Required action 1:
In the passage below on treating EAE mice, what staining method was used to examine apoptotic cell death?
Required action 2:
Carry on the passage about combined hBM-MSC and minocycline treatment in EAE mice, starting after its final sentence.

Furthermore, because the initial immune reactions take place in the periphery before immune cell migration into the CNS, we examined the effect of all treatments on the systemic immune microenvironment in an in vitro system. IFN-γ and IL-4 production were assessed in anti-MOG35-55-stimulated splenocytes isolated from all EAE groups. The analysis revealed a significant decrease of IFN-γ and a significant increase of IL-4 production in the hBM-MSCs or minocycline treatment groups compared with the PBS-treatment group (IFN-γ: P = 0.006, PBS versus hBM-MSCs treatment; P < 0.001, PBS versus minocycline treatment; IL-4: P = 0.042, PBS versus. hBM-MSCs treatment; P = 0.035, PBS versus. minocycline treatment). The same pattern was also detected in the combination treatment, but the effect was significantly greater than observed in the single treatment groups (IFN-γ: P = 0.025, hBM-MSCs versus combination treatment; P = 0.037, minocycline versus combination treatment; IL-4: P = 0.039, hBM-MSCs versus combination treatment; P = 0.046, minocycline versus combination treatment) (see Additional file 2: Figure S2). These results suggest that the combination treatment of hBM-MSCs and minocycline systemically affect the effector phase of EAE. Collectively, it appears that a significant shift occurs from the Th1 to Th2 cytokine balance in the combination-treatment EAE mice.
Combined treatment reduces apoptotic cell death in EAE mouse spinal cord
To investigate whether the combination treatment could protect injured spinal cord cells from apoptosis, apoptotic cell death was examined with TUNEL staining. The number of apoptotic cells was reduced in the single-treatment groups compared with the PBS-treated group (P < 0.001, PBS versus hBM-MSCs treatment; P < 0.001, PBS versus minocycline treatment), but the combination treatment group exhibited a more significant decrease in the number of apoptotic cells compared with the groups treated with hBM-MSCs or minocycline alone (P < 0.001, hBM-MSCs versus combination treatment; P = 0.002, minocycline versus combination treatment) (Figure 7). Thus, during EAE, apoptotic cell death in the lesion sites was reduced by combination treatment. In addition, we confirmed that most apoptotic cells were double labeled with NeuN, the neuronal marker, whereas only a few were positive for GFAP, Iba-1, or CD4 (see Additional file 3: Figure S3). These results suggest that combination treatment could decrease neuronal death in EAE mouse spinal cord.

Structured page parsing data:
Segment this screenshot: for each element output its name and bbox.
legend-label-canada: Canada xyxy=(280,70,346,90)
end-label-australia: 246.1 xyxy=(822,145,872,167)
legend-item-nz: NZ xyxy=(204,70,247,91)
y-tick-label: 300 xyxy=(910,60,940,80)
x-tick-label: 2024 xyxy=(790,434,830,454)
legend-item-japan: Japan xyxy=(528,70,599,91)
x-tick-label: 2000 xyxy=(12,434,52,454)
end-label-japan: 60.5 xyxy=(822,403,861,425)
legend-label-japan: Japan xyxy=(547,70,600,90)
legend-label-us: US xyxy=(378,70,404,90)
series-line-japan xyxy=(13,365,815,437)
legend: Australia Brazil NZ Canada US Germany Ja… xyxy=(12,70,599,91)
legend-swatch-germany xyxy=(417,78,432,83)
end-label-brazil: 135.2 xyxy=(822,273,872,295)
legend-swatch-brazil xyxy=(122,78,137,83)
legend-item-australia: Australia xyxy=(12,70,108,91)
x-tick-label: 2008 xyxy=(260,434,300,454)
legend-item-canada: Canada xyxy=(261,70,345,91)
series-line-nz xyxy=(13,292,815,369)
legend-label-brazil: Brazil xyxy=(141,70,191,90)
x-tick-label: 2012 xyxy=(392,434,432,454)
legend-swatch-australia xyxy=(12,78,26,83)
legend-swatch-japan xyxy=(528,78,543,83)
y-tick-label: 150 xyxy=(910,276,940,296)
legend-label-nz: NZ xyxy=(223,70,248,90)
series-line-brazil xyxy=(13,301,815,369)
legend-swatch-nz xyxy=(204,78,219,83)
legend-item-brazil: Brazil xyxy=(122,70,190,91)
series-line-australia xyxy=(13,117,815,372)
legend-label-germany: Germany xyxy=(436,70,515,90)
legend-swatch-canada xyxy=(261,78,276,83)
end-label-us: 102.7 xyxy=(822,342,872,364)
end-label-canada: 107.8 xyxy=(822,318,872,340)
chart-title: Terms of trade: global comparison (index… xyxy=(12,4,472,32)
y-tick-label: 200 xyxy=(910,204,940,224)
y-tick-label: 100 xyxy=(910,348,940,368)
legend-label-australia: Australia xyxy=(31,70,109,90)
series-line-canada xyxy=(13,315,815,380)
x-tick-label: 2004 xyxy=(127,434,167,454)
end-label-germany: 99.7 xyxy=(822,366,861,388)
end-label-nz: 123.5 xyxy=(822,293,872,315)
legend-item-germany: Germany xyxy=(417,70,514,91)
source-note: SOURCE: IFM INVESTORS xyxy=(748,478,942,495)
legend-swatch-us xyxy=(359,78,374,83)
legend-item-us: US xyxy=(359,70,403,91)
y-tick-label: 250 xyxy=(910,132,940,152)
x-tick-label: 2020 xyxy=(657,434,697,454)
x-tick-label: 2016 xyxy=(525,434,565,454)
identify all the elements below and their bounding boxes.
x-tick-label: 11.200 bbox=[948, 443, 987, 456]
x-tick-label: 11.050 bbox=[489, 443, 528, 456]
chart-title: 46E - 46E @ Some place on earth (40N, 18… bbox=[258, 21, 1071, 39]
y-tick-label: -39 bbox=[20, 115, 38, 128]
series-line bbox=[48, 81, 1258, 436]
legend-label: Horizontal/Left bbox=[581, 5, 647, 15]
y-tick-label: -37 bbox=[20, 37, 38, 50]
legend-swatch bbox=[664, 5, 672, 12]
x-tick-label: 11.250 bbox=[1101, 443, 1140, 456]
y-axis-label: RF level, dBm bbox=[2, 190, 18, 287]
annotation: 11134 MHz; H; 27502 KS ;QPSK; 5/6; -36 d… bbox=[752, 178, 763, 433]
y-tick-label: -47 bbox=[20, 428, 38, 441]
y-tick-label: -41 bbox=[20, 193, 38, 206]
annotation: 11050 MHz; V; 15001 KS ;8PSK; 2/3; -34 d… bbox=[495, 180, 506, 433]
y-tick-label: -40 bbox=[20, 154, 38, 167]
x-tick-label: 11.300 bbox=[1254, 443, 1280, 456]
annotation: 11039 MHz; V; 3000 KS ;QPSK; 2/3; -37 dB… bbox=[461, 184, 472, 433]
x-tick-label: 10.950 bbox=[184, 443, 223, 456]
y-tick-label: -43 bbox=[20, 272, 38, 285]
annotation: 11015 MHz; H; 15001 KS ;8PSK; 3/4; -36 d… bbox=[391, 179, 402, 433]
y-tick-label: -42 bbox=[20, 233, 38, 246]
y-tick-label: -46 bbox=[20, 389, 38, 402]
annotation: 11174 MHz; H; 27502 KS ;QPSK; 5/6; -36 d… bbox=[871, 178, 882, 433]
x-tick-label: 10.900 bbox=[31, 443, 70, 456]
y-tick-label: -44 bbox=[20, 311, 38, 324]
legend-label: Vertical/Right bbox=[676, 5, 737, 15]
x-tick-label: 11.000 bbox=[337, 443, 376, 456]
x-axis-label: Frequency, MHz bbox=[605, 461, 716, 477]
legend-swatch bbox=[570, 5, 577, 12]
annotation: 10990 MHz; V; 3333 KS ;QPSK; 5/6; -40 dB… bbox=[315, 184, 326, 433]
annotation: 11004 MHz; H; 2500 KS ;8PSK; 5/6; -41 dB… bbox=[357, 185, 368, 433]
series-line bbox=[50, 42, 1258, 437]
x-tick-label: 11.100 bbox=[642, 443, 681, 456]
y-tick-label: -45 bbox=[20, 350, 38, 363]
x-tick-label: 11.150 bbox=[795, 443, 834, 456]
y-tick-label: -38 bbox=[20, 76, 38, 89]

Task response 1:
TUNEL staining.

Task response 2:
A therapeutic approach to improve MS treatment is to identify an effective combination of new medications or existing therapies that affect different aspects of the disease process and mitigate the adverse events by using lower doses of individual drugs as a combination therapy . One issue to consider is that such a combination could synergistically produce adverse effects or events. Minocycline has multiple immunomodulatory and neuroprotective activities , but it can also cause side effects, such as systemic lupus erythematosus and serum sickness [9, 10] and is toxic to the nervous system [11, 12]. We found that high doses of minocycline decreased astrocyte viability. We also tested the effects of minocycline on hBM-MSCs and found that it did not affect their viability or characteristics, even at a high dose. As hBM-MSCs and minocycline meet the combined-therapy criteria, it is reasonable to test their combination-therapy efficacy in MS.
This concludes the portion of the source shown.